> _Task directions_
Write every record out again exactly as given.

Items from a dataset
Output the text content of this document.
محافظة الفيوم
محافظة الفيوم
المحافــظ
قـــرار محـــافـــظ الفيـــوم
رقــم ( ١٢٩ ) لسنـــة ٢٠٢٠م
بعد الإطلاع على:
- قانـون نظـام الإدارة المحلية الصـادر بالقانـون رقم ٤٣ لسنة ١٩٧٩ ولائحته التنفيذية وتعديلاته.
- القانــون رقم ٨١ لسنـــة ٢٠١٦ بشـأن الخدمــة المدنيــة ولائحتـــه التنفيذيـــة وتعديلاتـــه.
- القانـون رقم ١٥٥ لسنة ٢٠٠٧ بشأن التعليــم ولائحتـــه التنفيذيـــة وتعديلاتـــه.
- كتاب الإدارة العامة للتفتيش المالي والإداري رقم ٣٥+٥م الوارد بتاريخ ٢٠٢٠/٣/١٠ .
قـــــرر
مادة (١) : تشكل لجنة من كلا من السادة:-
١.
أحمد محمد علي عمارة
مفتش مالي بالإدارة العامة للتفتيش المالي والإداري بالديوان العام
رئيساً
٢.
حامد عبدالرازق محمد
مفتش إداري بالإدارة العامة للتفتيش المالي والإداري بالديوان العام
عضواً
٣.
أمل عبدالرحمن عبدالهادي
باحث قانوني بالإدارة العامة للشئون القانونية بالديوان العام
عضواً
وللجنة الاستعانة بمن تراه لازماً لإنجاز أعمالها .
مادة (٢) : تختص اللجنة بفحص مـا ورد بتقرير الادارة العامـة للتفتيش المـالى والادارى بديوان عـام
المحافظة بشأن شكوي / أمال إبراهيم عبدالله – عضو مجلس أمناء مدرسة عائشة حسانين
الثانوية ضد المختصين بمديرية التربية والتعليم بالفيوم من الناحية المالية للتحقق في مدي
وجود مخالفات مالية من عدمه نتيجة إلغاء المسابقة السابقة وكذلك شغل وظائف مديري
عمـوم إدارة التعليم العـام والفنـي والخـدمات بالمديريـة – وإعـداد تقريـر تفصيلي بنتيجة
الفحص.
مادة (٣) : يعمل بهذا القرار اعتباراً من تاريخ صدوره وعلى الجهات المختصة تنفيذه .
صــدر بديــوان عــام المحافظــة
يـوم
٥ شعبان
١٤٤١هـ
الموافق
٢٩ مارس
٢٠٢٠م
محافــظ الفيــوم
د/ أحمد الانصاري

> _The output_
Output the text content of this document.
محافظة الفيوم
محافظة الفيوم
المحافــظ
قـــرار محـــافـــظ الفيـــوم
رقــم ( ١٢٩ ) لسنـــة ٢٠٢٠م
بعد الإطلاع على:
- قانـون نظـام الإدارة المحلية الصـادر بالقانـون رقم ٤٣ لسنة ١٩٧٩ ولائحته التنفيذية وتعديلاته.
- القانــون رقم ٨١ لسنـــة ٢٠١٦ بشـأن الخدمــة المدنيــة ولائحتـــه التنفيذيـــة وتعديلاتـــه.
- القانـون رقم ١٥٥ لسنة ٢٠٠٧ بشأن التعليــم ولائحتـــه التنفيذيـــة وتعديلاتـــه.
- كتاب الإدارة العامة للتفتيش المالي والإداري رقم ٣٥+٥م الوارد بتاريخ ٢٠٢٠/٣/١٠ .
قـــــرر
مادة (١) : تشكل لجنة من كلا من السادة:-
١.
أحمد محمد علي عمارة
مفتش مالي بالإدارة العامة للتفتيش المالي والإداري بالديوان العام
رئيساً
٢.
حامد عبدالرازق محمد
مفتش إداري بالإدارة العامة للتفتيش المالي والإداري بالديوان العام
عضواً
٣.
أمل عبدالرحمن عبدالهادي
باحث قانوني بالإدارة العامة للشئون القانونية بالديوان العام
عضواً
وللجنة الاستعانة بمن تراه لازماً لإنجاز أعمالها .
مادة (٢) : تختص اللجنة بفحص مـا ورد بتقرير الادارة العامـة للتفتيش المـالى والادارى بديوان عـام
المحافظة بشأن شكوي / أمال إبراهيم عبدالله – عضو مجلس أمناء مدرسة عائشة حسانين
الثانوية ضد المختصين بمديرية التربية والتعليم بالفيوم من الناحية المالية للتحقق في مدي
وجود مخالفات مالية من عدمه نتيجة إلغاء المسابقة السابقة وكذلك شغل وظائف مديري
عمـوم إدارة التعليم العـام والفنـي والخـدمات بالمديريـة – وإعـداد تقريـر تفصيلي بنتيجة
الفحص.
مادة (٣) : يعمل بهذا القرار اعتباراً من تاريخ صدوره وعلى الجهات المختصة تنفيذه .
صــدر بديــوان عــام المحافظــة
يـوم
٥ شعبان
١٤٤١هـ
الموافق
٢٩ مارس
٢٠٢٠م
محافــظ الفيــوم
د/ أحمد الانصاري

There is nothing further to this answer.